Instructions for the task: Which lines in the records below contain the word "estimate"? Copy each one out.

Records shown:
====

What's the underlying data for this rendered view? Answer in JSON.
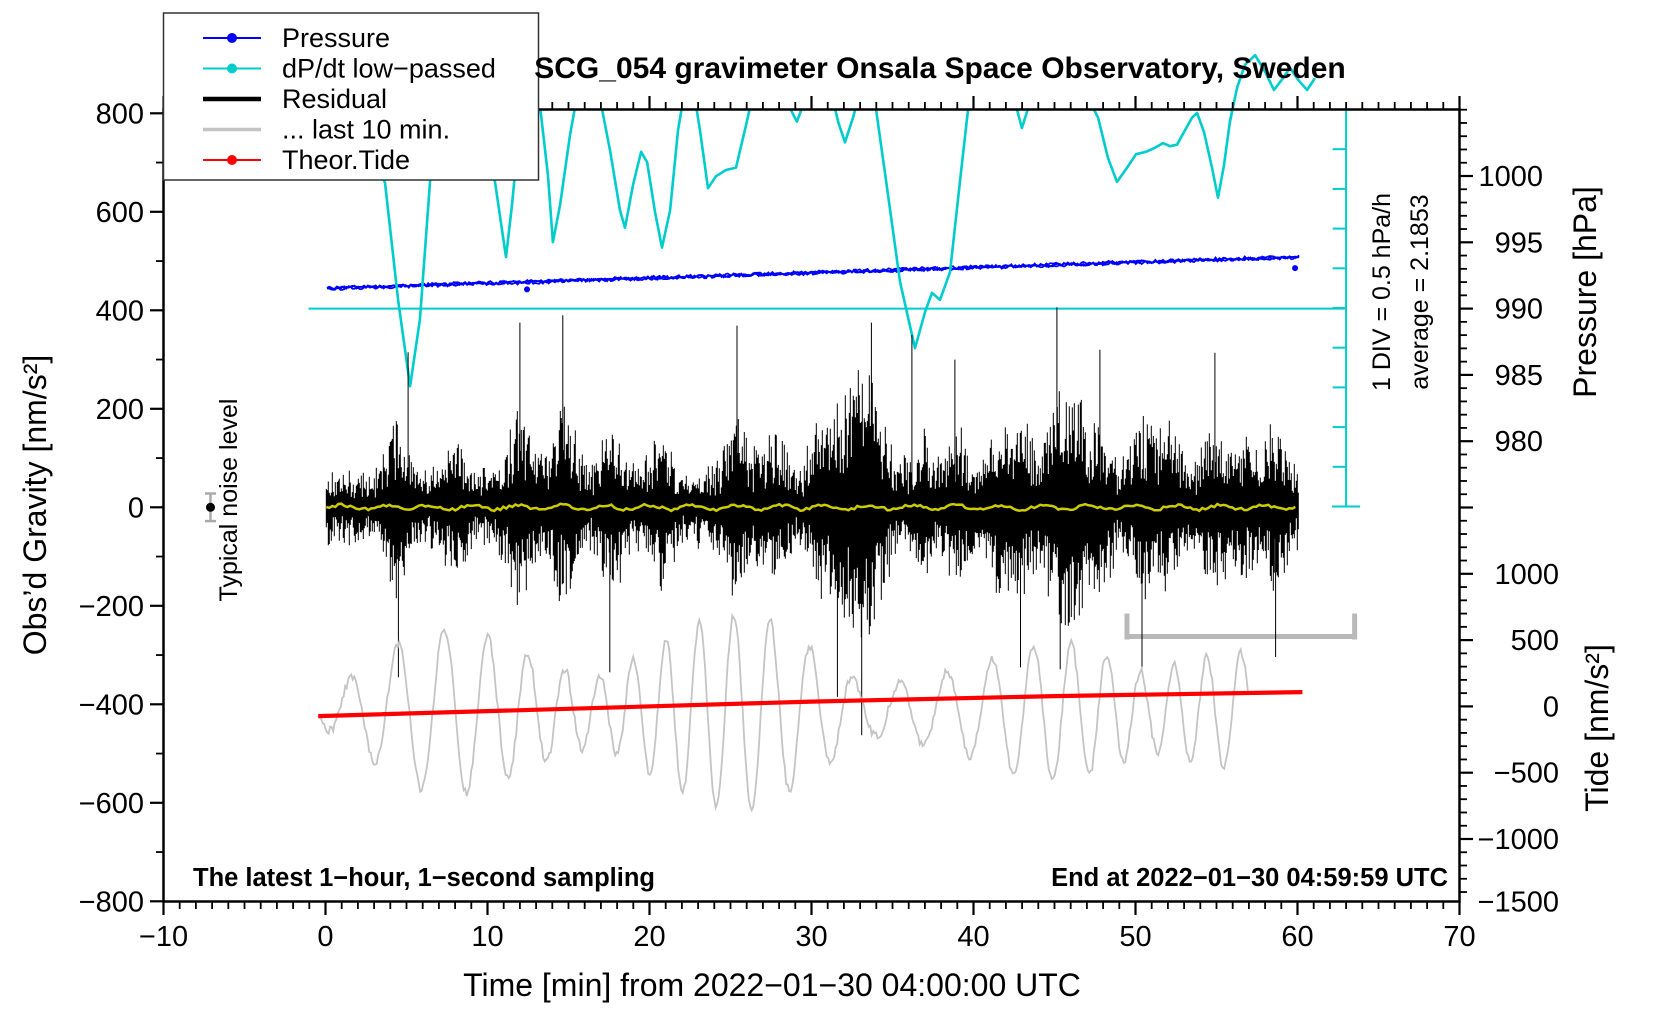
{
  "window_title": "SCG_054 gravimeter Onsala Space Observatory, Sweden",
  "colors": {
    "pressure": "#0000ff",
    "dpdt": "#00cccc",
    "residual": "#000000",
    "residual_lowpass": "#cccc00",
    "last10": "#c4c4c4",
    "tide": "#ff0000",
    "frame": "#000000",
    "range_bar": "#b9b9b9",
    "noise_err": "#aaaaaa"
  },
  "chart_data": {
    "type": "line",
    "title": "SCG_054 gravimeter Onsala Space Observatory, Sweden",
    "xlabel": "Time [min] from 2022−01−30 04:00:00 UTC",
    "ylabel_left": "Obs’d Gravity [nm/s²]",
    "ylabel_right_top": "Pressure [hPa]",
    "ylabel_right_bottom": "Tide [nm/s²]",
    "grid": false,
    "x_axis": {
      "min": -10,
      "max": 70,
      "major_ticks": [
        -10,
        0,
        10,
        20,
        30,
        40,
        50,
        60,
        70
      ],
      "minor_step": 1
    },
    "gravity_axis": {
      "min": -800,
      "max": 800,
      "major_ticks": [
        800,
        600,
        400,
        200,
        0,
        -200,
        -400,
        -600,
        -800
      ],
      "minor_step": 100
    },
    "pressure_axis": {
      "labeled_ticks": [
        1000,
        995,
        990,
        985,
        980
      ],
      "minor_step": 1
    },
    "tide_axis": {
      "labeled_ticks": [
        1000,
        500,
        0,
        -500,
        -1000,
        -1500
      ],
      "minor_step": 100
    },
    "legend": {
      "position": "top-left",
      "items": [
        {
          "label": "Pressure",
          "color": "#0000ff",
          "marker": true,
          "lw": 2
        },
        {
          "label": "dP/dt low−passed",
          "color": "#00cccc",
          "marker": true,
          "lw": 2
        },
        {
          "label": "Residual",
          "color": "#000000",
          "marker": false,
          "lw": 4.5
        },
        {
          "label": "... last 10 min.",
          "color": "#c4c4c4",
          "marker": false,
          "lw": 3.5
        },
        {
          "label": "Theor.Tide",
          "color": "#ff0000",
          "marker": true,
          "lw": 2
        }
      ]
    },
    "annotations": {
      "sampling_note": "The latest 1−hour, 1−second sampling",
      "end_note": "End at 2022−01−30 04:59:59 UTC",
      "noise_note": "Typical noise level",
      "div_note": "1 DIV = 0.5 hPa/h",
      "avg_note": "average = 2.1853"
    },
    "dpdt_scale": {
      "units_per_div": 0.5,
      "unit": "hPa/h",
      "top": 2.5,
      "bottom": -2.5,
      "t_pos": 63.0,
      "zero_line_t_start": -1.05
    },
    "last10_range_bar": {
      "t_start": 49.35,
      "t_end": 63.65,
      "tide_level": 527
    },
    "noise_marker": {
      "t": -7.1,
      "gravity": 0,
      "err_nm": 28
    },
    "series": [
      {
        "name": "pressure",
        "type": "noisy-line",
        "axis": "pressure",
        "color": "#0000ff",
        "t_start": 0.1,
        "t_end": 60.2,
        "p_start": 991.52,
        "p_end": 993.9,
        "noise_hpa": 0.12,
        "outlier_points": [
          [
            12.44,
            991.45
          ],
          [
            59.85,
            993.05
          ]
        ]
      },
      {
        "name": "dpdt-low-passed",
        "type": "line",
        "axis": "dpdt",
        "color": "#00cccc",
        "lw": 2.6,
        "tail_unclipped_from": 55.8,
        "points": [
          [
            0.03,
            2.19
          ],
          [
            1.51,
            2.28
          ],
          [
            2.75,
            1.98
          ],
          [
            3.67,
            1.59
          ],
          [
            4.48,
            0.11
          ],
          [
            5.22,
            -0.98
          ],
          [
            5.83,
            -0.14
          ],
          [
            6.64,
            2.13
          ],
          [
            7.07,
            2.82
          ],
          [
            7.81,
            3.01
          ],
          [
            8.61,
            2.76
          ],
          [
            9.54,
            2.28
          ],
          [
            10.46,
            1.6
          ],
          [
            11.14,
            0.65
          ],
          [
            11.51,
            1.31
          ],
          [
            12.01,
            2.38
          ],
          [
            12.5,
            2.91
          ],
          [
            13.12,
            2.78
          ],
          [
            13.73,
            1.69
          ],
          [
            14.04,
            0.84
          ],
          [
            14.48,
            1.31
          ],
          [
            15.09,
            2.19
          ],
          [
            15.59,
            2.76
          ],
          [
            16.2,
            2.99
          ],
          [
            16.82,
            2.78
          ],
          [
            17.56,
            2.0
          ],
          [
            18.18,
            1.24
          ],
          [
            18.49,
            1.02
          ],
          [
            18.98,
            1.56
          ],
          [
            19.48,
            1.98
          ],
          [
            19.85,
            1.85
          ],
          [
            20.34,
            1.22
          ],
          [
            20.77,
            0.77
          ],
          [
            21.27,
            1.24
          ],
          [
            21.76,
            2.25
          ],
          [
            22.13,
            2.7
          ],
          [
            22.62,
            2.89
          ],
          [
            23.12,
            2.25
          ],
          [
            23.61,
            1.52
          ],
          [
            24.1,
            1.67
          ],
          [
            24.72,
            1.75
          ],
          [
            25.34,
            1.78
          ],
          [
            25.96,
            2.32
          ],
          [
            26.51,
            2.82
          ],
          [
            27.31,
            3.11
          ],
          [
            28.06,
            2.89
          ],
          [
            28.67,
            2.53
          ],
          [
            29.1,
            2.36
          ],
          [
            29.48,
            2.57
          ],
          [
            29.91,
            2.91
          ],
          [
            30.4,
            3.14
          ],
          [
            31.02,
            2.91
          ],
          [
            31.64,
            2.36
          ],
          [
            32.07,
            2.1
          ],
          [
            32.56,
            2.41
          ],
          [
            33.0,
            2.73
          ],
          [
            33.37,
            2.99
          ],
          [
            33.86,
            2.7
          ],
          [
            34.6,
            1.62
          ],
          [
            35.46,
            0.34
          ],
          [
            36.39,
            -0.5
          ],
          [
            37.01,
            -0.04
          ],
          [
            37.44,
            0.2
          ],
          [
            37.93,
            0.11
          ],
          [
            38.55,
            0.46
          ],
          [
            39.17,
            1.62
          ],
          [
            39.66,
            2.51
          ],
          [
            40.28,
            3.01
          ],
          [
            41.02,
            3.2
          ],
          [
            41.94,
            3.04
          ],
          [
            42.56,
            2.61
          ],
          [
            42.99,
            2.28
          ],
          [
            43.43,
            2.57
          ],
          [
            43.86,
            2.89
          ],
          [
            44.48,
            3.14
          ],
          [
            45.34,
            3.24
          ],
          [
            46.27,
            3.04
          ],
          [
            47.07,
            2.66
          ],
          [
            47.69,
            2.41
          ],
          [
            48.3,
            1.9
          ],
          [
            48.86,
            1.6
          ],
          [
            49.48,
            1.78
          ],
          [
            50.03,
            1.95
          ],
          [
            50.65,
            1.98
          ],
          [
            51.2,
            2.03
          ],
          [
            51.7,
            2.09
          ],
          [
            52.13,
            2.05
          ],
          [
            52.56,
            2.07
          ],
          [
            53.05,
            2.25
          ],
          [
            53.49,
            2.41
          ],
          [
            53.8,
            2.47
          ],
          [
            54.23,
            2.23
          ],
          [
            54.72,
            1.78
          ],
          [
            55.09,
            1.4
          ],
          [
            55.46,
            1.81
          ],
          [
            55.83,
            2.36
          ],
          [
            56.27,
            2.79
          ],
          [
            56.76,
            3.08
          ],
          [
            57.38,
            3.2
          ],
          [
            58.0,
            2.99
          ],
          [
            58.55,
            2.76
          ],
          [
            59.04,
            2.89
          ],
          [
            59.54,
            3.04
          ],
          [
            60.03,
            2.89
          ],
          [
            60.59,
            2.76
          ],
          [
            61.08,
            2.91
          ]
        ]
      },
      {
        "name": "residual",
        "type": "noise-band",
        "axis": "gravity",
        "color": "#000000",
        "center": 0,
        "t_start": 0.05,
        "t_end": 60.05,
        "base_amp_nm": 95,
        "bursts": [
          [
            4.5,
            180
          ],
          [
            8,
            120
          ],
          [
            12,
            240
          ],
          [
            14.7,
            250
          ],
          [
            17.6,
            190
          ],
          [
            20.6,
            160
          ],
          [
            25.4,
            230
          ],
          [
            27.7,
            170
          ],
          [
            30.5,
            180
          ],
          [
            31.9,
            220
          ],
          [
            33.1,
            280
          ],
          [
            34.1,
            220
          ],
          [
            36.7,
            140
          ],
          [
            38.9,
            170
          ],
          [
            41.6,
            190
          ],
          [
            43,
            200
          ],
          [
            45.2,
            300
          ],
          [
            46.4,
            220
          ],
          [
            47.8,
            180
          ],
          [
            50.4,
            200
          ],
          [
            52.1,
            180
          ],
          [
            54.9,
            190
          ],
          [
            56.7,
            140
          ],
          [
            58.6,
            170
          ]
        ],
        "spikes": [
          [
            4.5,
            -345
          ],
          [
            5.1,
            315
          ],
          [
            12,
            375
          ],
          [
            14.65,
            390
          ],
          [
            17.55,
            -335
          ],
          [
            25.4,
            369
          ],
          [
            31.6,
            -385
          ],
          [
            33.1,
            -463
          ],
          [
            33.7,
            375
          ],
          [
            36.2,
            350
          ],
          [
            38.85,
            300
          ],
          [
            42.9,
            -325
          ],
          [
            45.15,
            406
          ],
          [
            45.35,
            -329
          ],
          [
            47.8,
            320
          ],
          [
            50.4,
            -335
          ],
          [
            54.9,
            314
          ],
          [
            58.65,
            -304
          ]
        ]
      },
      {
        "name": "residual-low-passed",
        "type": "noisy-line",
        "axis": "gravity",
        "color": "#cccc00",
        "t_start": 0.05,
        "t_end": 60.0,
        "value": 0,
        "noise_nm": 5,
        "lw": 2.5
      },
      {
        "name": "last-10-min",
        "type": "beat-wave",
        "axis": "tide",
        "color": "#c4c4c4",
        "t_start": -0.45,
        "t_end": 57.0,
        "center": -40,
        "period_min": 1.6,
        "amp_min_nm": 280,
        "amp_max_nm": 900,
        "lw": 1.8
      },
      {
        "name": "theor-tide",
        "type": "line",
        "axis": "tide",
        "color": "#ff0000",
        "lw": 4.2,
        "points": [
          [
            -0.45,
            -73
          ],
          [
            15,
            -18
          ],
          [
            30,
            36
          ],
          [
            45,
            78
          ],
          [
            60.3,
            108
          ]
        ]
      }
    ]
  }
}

====

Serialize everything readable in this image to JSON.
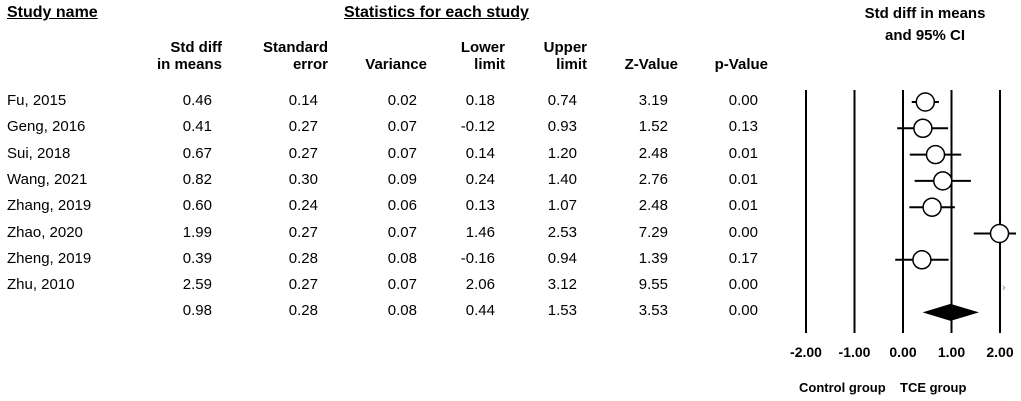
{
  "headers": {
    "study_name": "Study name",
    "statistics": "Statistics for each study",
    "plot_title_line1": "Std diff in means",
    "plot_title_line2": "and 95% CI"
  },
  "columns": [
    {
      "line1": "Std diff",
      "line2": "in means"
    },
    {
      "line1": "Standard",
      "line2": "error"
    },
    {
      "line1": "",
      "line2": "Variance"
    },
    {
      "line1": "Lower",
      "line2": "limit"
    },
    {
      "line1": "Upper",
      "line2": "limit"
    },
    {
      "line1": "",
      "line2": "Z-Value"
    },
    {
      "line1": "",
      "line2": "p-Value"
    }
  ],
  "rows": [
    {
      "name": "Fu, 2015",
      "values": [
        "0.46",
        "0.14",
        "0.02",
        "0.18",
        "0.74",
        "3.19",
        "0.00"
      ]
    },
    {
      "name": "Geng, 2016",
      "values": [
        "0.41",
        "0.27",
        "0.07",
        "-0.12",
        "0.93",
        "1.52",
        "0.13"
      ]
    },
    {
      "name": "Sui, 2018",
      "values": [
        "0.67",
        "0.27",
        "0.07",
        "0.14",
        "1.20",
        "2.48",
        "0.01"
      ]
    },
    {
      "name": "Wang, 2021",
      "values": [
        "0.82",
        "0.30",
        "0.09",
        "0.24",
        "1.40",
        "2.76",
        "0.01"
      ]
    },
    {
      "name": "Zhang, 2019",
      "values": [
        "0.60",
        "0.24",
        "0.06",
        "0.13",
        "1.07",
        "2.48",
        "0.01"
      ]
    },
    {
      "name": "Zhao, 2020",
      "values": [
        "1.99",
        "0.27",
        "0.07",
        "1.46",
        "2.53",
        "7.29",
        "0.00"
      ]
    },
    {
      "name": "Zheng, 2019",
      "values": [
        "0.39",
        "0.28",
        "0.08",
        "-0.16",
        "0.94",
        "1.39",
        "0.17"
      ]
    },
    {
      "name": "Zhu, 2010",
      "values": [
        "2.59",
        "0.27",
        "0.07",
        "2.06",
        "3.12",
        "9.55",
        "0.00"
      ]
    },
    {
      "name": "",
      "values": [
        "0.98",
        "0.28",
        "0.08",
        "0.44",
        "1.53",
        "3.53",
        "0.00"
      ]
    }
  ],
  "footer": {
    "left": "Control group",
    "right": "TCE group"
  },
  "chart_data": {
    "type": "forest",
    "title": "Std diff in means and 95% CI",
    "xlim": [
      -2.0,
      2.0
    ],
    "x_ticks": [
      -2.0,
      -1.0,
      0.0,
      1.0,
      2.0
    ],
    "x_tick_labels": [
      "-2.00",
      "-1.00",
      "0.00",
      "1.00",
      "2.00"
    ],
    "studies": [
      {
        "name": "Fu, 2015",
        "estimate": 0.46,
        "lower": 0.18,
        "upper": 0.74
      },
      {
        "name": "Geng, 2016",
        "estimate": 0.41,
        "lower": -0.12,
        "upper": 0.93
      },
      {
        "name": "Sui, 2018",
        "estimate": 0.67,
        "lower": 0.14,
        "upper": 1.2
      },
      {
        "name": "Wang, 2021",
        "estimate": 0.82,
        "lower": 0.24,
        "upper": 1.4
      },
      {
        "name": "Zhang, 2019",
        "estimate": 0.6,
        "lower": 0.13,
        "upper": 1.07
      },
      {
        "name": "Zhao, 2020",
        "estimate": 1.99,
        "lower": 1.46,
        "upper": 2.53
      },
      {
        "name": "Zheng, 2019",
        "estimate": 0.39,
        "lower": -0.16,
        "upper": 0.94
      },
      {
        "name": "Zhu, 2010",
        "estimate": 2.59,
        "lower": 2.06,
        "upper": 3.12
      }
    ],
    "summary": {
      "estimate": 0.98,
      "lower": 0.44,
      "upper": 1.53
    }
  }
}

====

Solution to this task:
        "estimate": 0.46,
        "estimate": 0.41,
        "estimate": 0.67,
        "estimate": 0.82,
        "estimate": 0.6,
        "estimate": 1.99,
        "estimate": 0.39,
        "estimate": 2.59,
      "estimate": 0.98,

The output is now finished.